%%
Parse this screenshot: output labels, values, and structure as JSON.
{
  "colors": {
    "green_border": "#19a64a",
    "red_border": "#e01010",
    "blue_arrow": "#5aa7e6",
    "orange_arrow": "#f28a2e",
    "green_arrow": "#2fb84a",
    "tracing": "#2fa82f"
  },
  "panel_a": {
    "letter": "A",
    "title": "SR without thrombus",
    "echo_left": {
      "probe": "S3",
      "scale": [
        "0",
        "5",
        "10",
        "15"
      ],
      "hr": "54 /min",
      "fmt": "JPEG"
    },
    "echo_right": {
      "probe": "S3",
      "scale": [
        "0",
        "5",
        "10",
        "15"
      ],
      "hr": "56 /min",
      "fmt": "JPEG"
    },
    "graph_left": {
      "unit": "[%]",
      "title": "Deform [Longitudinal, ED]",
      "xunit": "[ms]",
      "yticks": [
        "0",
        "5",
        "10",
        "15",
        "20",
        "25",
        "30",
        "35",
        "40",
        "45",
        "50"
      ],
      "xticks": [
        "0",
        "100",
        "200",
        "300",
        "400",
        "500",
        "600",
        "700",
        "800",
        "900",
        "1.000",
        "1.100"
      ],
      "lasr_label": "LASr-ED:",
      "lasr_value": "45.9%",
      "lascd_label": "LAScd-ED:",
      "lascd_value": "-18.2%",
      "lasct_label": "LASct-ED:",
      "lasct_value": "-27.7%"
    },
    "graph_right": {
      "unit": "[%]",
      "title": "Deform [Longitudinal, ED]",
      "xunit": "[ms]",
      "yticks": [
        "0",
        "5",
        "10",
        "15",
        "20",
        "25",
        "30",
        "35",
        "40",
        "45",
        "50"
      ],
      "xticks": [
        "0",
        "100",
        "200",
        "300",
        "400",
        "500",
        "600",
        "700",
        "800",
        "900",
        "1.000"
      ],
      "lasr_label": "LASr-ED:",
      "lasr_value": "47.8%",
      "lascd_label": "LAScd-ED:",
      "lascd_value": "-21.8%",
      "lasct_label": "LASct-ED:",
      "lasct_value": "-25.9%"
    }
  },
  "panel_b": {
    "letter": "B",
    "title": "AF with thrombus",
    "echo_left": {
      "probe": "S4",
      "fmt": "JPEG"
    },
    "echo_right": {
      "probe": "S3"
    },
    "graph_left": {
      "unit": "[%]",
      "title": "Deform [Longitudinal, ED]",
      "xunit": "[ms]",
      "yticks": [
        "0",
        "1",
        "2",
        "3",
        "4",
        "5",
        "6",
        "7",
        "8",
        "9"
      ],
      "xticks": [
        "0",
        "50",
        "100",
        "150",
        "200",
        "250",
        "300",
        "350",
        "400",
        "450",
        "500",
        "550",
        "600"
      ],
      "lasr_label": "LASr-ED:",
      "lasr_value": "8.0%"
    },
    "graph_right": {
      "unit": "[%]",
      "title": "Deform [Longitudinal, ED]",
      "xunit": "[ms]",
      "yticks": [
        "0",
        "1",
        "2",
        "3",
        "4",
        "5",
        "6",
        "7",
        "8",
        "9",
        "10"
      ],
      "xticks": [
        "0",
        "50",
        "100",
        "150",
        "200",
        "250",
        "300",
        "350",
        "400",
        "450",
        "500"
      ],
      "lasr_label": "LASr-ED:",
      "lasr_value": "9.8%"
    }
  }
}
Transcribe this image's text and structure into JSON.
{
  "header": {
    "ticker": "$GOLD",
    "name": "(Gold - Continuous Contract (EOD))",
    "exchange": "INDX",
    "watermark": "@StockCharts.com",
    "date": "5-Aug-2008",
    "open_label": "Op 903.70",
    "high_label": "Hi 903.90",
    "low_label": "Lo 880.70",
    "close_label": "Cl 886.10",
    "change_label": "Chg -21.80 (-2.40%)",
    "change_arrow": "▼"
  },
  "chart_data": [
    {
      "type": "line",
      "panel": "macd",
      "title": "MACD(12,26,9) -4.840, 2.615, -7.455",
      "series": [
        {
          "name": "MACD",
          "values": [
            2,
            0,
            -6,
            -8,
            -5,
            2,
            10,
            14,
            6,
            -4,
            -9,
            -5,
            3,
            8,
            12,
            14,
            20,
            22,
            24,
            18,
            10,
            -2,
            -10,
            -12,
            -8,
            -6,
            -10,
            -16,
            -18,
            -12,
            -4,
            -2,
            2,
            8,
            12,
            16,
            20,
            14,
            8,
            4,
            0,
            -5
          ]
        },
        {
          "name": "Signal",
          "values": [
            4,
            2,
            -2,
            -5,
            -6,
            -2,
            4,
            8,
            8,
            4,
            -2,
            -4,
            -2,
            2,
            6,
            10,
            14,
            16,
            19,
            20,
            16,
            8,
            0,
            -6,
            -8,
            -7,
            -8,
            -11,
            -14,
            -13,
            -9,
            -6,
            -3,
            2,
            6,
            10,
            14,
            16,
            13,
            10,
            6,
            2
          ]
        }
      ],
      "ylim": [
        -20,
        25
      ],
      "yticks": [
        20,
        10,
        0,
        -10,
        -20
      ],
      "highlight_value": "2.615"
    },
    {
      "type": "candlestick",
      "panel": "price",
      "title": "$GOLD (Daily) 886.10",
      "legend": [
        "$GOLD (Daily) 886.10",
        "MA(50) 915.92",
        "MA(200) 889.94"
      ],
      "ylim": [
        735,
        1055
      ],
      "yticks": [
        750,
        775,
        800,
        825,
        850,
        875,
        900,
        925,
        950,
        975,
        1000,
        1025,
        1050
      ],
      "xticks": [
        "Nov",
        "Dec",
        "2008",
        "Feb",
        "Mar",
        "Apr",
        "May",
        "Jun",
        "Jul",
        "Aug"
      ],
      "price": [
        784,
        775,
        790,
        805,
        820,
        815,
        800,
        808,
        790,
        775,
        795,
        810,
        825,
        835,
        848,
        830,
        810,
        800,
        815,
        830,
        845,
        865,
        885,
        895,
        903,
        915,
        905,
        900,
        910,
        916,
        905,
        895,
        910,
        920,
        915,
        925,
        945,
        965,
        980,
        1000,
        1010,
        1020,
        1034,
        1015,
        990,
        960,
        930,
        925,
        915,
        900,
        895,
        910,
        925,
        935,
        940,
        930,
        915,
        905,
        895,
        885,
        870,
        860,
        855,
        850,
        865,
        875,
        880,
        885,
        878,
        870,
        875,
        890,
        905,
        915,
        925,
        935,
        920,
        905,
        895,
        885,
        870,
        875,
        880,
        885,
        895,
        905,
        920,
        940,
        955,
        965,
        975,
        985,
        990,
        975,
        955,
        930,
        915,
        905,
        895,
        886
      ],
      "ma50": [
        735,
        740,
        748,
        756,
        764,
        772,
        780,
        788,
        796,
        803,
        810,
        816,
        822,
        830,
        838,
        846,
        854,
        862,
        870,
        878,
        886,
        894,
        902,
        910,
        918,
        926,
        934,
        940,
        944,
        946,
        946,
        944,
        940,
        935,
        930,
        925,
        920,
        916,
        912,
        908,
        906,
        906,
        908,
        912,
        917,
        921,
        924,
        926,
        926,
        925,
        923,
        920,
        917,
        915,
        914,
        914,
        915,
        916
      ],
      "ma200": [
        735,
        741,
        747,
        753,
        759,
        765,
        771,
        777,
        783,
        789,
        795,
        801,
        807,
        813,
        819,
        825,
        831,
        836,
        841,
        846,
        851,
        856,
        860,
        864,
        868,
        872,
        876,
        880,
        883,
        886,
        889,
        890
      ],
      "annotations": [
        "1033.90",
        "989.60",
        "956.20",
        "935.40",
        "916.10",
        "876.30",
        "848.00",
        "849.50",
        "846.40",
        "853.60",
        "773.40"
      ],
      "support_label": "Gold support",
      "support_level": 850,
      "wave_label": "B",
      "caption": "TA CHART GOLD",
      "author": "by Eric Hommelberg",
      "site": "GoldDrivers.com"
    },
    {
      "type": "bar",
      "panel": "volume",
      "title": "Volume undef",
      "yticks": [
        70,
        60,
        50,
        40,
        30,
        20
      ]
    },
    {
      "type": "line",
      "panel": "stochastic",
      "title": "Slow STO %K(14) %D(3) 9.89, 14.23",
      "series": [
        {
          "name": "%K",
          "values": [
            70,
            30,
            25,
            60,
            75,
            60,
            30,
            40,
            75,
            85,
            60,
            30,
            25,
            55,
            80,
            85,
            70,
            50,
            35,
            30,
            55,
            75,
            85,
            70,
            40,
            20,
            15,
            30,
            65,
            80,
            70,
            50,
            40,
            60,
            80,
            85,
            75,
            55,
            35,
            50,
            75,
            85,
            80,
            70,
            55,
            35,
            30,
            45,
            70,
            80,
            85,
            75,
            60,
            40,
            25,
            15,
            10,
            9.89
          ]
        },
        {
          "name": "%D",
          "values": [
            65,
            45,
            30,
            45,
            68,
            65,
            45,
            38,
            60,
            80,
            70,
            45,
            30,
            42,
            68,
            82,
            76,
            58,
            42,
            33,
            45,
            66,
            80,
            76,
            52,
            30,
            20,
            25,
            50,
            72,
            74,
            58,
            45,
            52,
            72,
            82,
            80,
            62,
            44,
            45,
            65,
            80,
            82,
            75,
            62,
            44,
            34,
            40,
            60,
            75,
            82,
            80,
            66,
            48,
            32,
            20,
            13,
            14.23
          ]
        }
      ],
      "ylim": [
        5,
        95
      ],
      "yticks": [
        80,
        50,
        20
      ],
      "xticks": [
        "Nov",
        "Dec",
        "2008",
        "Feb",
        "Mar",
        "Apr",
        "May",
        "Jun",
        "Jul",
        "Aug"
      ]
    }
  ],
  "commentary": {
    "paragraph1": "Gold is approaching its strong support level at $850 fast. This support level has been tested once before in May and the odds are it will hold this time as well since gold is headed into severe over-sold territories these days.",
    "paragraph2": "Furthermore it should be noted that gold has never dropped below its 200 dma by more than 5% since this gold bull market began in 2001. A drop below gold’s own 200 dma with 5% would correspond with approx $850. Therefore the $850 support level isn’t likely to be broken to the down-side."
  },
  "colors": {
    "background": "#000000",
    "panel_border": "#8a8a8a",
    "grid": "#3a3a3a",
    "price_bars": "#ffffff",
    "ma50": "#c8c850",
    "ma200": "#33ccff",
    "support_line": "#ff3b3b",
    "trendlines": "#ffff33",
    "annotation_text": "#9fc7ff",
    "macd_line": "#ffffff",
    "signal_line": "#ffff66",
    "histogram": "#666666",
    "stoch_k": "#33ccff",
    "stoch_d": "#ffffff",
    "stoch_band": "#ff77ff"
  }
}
%%
Scan the material above for the string "into" and return the lines that hold it.

Transcribe this image's text and structure into JSON.
    "paragraph1": "Gold is approaching its strong support level at $850 fast. This support level has been tested once before in May and the odds are it will hold this time as well since gold is headed into severe over-sold territories these days.",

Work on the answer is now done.